*What to work on*.
All lines in which the word "marker" occurs are to be extracted.

━━ Records provided ━━

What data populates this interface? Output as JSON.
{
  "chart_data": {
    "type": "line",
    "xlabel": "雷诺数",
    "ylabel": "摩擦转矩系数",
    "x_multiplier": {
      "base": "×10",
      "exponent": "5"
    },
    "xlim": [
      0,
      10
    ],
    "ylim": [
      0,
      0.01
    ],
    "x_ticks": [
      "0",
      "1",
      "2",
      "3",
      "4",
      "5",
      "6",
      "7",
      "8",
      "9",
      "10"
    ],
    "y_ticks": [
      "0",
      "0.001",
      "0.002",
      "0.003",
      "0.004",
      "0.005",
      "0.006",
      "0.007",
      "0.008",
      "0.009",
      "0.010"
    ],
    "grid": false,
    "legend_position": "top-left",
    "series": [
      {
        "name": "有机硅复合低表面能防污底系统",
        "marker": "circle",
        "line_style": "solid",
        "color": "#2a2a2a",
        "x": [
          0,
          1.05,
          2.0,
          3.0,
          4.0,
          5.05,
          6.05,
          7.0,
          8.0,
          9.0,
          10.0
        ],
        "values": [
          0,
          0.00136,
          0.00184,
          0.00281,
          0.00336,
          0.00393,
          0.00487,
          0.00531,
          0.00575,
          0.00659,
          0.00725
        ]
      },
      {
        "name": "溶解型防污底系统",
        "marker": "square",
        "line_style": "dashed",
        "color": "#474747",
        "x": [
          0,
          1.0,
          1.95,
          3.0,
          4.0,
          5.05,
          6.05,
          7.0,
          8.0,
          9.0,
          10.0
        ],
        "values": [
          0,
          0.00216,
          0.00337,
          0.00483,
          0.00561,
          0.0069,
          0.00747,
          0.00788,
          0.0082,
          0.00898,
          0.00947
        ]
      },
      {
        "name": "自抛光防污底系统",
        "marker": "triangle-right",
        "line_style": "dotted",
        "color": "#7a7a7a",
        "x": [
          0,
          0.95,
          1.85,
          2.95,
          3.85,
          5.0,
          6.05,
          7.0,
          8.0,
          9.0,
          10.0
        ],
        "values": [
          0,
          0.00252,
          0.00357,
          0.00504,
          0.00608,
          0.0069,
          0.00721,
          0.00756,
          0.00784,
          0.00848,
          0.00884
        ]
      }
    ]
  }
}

━━━

*Task result*.
        "marker": "circle",
        "marker": "square",
        "marker": "triangle-right",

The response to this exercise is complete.